## TASK MATERIAL
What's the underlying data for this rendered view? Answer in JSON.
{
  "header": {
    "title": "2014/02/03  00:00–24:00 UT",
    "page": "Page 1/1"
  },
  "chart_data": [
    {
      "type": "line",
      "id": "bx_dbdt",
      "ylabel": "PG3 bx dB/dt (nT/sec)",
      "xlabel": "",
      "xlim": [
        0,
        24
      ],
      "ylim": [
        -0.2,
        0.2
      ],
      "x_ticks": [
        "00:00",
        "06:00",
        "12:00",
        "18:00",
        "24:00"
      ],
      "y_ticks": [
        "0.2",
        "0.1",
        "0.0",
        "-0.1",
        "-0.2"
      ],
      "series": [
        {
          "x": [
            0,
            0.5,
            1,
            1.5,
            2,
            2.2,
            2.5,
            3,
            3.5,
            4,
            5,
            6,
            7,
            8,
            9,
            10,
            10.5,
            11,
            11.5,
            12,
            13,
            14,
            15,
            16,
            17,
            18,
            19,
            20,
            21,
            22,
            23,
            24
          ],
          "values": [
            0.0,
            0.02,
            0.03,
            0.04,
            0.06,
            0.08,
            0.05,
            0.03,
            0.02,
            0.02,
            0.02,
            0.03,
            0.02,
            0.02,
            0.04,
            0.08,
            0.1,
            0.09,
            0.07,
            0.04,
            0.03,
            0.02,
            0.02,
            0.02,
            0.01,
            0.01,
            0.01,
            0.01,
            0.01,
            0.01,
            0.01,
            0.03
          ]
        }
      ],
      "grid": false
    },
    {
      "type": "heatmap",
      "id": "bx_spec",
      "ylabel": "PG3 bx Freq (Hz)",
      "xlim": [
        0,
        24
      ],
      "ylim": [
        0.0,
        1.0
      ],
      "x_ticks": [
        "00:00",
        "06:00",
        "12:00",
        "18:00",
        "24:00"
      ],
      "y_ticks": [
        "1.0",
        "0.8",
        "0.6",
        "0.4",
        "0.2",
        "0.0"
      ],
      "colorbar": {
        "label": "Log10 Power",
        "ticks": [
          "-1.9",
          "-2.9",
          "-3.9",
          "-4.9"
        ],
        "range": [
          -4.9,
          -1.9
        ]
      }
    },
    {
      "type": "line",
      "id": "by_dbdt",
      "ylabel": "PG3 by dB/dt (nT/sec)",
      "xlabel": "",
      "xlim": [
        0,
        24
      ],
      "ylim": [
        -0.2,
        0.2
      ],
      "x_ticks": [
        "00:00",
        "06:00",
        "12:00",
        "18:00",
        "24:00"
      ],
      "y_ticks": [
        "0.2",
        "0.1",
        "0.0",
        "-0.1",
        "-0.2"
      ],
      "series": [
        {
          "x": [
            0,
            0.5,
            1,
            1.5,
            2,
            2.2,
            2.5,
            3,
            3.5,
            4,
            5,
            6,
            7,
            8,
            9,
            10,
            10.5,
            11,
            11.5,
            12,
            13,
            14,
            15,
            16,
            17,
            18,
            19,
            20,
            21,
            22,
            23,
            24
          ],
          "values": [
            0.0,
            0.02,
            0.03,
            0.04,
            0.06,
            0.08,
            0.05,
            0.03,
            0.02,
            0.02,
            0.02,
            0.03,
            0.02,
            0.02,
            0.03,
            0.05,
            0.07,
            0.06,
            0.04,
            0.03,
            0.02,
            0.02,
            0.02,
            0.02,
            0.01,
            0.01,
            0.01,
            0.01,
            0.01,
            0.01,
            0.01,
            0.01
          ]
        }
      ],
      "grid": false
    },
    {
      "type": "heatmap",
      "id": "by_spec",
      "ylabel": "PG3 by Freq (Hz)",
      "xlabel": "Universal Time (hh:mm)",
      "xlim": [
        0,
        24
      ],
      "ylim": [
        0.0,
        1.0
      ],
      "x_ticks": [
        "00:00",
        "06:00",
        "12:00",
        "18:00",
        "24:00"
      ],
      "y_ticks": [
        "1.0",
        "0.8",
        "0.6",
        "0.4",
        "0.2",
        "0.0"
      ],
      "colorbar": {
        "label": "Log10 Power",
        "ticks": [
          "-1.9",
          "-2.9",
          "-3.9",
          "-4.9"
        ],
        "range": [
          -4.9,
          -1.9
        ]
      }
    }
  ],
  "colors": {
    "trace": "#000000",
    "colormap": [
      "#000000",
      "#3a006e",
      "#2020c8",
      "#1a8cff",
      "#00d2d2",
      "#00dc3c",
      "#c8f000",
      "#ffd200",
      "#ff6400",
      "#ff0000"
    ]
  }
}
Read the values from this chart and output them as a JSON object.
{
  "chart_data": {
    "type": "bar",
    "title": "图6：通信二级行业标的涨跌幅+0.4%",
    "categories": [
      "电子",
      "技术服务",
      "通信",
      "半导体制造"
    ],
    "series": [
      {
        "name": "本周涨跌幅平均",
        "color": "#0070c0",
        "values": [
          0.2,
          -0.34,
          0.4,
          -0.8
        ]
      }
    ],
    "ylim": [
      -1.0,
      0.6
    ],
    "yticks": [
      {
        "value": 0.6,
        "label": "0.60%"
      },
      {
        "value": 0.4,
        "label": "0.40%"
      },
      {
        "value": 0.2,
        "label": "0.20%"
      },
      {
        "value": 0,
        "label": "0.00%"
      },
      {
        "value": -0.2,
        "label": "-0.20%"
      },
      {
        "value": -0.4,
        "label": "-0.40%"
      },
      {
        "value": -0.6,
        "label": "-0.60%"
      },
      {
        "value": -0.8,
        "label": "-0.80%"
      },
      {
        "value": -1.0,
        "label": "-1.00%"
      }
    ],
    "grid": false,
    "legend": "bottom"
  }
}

## GOAL OF THE EXERCISE
Copy out all lines above that include the string "title".

## ANSWER TO THE TASK
    "title": "2014/02/03  00:00–24:00 UT",
    "title": "图6：通信二级行业标的涨跌幅+0.4%",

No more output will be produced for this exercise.